The task
Restate the entries word for word, omitting nothing.

Given information
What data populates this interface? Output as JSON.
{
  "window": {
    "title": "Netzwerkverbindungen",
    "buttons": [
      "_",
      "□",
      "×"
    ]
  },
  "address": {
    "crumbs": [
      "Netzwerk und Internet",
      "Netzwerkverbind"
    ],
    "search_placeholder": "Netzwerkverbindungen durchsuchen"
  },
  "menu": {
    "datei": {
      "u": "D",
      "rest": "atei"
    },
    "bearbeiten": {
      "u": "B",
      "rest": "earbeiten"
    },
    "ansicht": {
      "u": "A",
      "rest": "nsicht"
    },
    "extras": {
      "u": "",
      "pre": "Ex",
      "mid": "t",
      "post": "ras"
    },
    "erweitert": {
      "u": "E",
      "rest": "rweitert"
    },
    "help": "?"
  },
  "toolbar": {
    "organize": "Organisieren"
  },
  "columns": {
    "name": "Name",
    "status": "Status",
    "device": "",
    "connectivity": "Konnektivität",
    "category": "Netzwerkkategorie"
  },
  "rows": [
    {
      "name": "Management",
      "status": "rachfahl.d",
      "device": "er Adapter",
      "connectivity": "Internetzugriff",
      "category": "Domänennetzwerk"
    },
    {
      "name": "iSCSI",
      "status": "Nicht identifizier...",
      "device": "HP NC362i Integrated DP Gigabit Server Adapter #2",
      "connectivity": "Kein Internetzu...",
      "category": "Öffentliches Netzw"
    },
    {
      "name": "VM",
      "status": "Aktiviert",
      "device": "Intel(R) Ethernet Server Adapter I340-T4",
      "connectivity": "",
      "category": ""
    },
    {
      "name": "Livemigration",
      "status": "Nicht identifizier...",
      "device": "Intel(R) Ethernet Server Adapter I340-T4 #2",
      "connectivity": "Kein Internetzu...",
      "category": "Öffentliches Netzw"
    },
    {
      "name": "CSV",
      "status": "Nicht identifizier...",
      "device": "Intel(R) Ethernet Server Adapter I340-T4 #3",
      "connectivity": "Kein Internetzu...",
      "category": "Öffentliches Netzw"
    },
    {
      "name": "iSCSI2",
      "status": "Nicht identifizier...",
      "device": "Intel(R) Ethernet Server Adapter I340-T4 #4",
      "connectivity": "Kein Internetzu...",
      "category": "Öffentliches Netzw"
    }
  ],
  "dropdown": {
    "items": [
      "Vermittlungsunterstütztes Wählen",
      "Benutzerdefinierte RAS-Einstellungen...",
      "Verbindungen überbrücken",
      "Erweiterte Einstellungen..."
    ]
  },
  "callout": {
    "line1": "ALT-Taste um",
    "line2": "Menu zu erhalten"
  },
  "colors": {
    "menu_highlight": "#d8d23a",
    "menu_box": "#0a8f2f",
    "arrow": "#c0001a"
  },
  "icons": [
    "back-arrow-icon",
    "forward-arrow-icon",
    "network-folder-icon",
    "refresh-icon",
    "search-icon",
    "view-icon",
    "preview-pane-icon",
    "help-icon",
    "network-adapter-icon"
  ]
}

Written response
What data populates this interface? Output as JSON.
{
  "window": {
    "title": "Netzwerkverbindungen",
    "buttons": [
      "_",
      "□",
      "×"
    ]
  },
  "address": {
    "crumbs": [
      "Netzwerk und Internet",
      "Netzwerkverbind"
    ],
    "search_placeholder": "Netzwerkverbindungen durchsuchen"
  },
  "menu": {
    "datei": {
      "u": "D",
      "rest": "atei"
    },
    "bearbeiten": {
      "u": "B",
      "rest": "earbeiten"
    },
    "ansicht": {
      "u": "A",
      "rest": "nsicht"
    },
    "extras": {
      "u": "",
      "pre": "Ex",
      "mid": "t",
      "post": "ras"
    },
    "erweitert": {
      "u": "E",
      "rest": "rweitert"
    },
    "help": "?"
  },
  "toolbar": {
    "organize": "Organisieren"
  },
  "columns": {
    "name": "Name",
    "status": "Status",
    "device": "",
    "connectivity": "Konnektivität",
    "category": "Netzwerkkategorie"
  },
  "rows": [
    {
      "name": "Management",
      "status": "rachfahl.d",
      "device": "er Adapter",
      "connectivity": "Internetzugriff",
      "category": "Domänennetzwerk"
    },
    {
      "name": "iSCSI",
      "status": "Nicht identifizier...",
      "device": "HP NC362i Integrated DP Gigabit Server Adapter #2",
      "connectivity": "Kein Internetzu...",
      "category": "Öffentliches Netzw"
    },
    {
      "name": "VM",
      "status": "Aktiviert",
      "device": "Intel(R) Ethernet Server Adapter I340-T4",
      "connectivity": "",
      "category": ""
    },
    {
      "name": "Livemigration",
      "status": "Nicht identifizier...",
      "device": "Intel(R) Ethernet Server Adapter I340-T4 #2",
      "connectivity": "Kein Internetzu...",
      "category": "Öffentliches Netzw"
    },
    {
      "name": "CSV",
      "status": "Nicht identifizier...",
      "device": "Intel(R) Ethernet Server Adapter I340-T4 #3",
      "connectivity": "Kein Internetzu...",
      "category": "Öffentliches Netzw"
    },
    {
      "name": "iSCSI2",
      "status": "Nicht identifizier...",
      "device": "Intel(R) Ethernet Server Adapter I340-T4 #4",
      "connectivity": "Kein Internetzu...",
      "category": "Öffentliches Netzw"
    }
  ],
  "dropdown": {
    "items": [
      "Vermittlungsunterstütztes Wählen",
      "Benutzerdefinierte RAS-Einstellungen...",
      "Verbindungen überbrücken",
      "Erweiterte Einstellungen..."
    ]
  },
  "callout": {
    "line1": "ALT-Taste um",
    "line2": "Menu zu erhalten"
  },
  "colors": {
    "menu_highlight": "#d8d23a",
    "menu_box": "#0a8f2f",
    "arrow": "#c0001a"
  },
  "icons": [
    "back-arrow-icon",
    "forward-arrow-icon",
    "network-folder-icon",
    "refresh-icon",
    "search-icon",
    "view-icon",
    "preview-pane-icon",
    "help-icon",
    "network-adapter-icon"
  ]
}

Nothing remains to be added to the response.